# [Data for the task]
┌────────

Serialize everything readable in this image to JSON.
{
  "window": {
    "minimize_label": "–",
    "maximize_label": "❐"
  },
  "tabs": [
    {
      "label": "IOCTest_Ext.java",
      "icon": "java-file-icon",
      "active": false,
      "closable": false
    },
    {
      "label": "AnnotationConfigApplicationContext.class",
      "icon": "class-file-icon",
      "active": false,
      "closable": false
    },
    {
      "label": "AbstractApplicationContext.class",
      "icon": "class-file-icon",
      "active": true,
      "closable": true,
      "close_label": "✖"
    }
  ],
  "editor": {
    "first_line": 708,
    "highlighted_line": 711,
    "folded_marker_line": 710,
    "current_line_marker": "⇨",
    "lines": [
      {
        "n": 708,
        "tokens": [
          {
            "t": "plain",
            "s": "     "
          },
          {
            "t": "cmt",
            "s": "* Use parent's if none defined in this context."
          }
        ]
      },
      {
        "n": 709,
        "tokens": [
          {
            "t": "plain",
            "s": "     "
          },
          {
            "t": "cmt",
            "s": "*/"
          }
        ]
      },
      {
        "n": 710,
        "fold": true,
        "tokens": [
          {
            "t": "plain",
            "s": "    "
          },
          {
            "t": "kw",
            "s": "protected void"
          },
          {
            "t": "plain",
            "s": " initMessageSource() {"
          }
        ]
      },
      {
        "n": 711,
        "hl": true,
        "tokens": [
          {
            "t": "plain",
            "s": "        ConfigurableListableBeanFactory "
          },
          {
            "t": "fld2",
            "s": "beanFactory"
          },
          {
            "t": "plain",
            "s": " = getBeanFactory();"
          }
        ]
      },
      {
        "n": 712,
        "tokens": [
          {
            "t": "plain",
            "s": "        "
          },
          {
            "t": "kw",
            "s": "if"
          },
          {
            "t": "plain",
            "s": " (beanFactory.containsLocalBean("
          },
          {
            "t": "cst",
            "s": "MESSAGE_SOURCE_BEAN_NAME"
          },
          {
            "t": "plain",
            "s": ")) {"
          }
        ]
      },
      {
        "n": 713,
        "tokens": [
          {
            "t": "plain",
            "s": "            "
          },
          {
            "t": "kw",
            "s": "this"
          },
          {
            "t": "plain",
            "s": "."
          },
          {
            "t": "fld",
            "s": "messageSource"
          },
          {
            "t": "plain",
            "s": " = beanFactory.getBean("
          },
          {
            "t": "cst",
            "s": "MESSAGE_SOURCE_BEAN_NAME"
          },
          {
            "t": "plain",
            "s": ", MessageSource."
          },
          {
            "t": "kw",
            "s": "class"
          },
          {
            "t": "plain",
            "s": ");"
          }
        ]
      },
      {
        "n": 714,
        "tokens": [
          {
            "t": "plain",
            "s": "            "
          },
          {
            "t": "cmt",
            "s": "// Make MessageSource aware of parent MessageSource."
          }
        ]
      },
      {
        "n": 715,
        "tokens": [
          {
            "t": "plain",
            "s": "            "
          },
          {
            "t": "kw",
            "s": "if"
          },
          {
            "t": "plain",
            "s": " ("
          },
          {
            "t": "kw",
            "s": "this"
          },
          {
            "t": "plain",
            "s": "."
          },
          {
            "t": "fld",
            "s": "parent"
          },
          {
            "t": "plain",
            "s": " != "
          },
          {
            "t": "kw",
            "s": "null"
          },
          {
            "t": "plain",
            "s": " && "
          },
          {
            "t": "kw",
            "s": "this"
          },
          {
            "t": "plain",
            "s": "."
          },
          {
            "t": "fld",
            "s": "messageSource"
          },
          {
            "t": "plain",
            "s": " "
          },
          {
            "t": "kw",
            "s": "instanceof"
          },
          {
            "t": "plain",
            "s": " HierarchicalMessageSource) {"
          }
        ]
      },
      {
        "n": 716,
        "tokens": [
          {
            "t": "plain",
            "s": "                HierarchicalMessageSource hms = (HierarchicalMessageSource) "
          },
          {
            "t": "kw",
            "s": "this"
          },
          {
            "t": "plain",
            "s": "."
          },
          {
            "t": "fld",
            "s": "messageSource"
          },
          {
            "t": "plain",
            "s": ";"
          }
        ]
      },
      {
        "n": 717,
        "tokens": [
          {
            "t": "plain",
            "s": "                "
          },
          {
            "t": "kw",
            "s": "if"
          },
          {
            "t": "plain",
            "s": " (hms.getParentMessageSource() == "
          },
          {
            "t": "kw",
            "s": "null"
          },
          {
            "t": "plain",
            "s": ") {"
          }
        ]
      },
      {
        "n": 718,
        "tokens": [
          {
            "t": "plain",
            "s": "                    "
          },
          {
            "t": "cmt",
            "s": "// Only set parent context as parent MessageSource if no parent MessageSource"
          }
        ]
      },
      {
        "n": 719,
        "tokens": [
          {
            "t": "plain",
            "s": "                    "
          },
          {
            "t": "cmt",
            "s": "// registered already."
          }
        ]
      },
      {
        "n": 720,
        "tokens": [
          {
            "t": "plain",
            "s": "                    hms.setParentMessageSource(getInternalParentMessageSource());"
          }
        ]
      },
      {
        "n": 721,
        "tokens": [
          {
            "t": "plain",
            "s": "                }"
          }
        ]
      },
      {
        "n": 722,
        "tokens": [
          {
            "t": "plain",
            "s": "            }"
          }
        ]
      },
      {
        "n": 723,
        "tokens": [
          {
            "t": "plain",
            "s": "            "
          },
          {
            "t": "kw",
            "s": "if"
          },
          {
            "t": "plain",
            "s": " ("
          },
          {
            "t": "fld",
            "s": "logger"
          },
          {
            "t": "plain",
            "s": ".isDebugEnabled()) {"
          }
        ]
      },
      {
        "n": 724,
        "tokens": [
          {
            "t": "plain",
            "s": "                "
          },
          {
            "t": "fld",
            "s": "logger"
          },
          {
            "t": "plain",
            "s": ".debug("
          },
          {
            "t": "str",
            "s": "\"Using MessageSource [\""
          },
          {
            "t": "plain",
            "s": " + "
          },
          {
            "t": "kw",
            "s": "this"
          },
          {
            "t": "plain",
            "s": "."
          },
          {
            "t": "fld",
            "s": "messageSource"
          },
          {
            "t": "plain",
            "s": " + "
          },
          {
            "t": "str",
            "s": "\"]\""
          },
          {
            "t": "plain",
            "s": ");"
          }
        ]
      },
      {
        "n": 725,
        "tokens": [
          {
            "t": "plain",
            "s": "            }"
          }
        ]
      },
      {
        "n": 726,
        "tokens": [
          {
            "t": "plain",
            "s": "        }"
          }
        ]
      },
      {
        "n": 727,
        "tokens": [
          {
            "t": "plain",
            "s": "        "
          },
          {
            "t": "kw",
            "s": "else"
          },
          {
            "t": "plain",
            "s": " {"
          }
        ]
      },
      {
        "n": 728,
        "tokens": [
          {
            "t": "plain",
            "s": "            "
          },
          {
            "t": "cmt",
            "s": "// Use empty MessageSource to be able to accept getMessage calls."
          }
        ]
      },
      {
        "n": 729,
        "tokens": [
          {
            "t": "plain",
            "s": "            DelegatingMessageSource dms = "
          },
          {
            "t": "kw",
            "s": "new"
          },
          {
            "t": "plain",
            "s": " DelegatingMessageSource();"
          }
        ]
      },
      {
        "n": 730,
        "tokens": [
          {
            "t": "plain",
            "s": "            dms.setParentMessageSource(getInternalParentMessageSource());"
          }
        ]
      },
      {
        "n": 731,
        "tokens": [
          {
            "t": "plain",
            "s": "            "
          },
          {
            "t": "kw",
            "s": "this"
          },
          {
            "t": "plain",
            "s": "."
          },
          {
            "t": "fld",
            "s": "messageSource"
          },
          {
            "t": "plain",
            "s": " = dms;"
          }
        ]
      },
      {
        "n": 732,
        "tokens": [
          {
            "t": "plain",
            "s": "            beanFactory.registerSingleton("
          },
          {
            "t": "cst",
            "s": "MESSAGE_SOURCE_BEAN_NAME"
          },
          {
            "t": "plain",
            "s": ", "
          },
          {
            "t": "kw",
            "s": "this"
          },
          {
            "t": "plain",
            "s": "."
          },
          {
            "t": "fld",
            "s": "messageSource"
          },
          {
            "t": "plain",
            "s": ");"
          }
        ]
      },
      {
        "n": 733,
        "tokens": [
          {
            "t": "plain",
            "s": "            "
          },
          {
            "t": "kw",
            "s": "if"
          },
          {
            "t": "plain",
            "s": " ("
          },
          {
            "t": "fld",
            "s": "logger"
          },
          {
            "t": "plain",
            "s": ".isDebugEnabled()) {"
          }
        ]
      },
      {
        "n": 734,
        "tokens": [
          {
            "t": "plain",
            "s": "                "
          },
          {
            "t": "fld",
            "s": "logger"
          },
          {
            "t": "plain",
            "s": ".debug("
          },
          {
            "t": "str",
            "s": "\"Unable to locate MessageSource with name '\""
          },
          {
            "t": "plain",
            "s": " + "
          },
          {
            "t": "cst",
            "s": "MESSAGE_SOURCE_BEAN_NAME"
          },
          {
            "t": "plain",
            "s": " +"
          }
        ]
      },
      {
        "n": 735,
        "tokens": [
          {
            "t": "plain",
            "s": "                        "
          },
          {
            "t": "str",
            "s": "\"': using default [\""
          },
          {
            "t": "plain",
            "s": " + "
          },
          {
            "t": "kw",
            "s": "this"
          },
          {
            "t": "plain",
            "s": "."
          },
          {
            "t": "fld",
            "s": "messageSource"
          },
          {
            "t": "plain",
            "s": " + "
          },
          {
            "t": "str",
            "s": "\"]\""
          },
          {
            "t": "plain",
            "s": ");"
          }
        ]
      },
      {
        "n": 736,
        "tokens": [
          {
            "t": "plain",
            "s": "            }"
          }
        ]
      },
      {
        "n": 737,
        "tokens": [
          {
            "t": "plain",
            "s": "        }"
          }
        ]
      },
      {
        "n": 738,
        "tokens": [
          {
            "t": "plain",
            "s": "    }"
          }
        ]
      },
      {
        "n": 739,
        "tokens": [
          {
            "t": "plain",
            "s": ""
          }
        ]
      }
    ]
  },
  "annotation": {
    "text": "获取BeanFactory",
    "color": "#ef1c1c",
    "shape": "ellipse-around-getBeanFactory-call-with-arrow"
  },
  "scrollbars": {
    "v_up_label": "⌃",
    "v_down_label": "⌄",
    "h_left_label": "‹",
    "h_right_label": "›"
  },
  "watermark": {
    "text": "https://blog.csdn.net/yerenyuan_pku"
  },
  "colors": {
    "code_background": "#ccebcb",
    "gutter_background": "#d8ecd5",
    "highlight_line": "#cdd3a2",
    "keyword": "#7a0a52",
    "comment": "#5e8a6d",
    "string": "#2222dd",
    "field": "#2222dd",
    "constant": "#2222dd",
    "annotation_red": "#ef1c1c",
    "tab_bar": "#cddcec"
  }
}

└────────

# [Work to complete]
Extract each line from the listing that holds the word "java".

# [Task result]
      "label": "IOCTest_Ext.java",
      "icon": "java-file-icon",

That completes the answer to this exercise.